● Task requirements: Copy all of the following lines word for word, changing nothing.

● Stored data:
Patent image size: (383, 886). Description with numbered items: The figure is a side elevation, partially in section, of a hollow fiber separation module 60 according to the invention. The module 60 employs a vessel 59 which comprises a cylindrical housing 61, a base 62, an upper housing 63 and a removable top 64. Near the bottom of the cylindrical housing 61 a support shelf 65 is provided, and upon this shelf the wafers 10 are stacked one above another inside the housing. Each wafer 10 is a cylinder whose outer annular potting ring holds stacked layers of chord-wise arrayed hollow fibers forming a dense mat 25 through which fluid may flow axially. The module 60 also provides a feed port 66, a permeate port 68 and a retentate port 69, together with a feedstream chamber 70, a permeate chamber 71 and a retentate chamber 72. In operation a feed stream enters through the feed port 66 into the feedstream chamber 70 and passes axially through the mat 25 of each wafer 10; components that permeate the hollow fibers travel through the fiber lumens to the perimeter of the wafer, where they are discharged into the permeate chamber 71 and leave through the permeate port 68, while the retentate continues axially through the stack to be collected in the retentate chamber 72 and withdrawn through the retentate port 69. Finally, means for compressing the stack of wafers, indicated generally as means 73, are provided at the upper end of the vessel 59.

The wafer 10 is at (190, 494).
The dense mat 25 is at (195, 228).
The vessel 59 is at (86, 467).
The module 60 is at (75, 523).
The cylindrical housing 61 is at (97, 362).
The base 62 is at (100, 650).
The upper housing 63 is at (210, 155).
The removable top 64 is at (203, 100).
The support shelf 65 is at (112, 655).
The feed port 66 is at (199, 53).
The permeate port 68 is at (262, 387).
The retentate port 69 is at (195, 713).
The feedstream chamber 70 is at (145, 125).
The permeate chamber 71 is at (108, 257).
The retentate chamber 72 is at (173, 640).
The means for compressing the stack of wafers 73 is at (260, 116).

● Answer to the exercise:
Patent image size: (383, 886). Description with numbered items: The figure is a side elevation, partially in section, of a hollow fiber separation module 60 according to the invention. The module 60 employs a vessel 59 which comprises a cylindrical housing 61, a base 62, an upper housing 63 and a removable top 64. Near the bottom of the cylindrical housing 61 a support shelf 65 is provided, and upon this shelf the wafers 10 are stacked one above another inside the housing. Each wafer 10 is a cylinder whose outer annular potting ring holds stacked layers of chord-wise arrayed hollow fibers forming a dense mat 25 through which fluid may flow axially. The module 60 also provides a feed port 66, a permeate port 68 and a retentate port 69, together with a feedstream chamber 70, a permeate chamber 71 and a retentate chamber 72. In operation a feed stream enters through the feed port 66 into the feedstream chamber 70 and passes axially through the mat 25 of each wafer 10; components that permeate the hollow fibers travel through the fiber lumens to the perimeter of the wafer, where they are discharged into the permeate chamber 71 and leave through the permeate port 68, while the retentate continues axially through the stack to be collected in the retentate chamber 72 and withdrawn through the retentate port 69. Finally, means for compressing the stack of wafers, indicated generally as means 73, are provided at the upper end of the vessel 59.

The wafer 10 is at (190, 494).
The dense mat 25 is at (195, 228).
The vessel 59 is at (86, 467).
The module 60 is at (75, 523).
The cylindrical housing 61 is at (97, 362).
The base 62 is at (100, 650).
The upper housing 63 is at (210, 155).
The removable top 64 is at (203, 100).
The support shelf 65 is at (112, 655).
The feed port 66 is at (199, 53).
The permeate port 68 is at (262, 387).
The retentate port 69 is at (195, 713).
The feedstream chamber 70 is at (145, 125).
The permeate chamber 71 is at (108, 257).
The retentate chamber 72 is at (173, 640).
The means for compressing the stack of wafers 73 is at (260, 116).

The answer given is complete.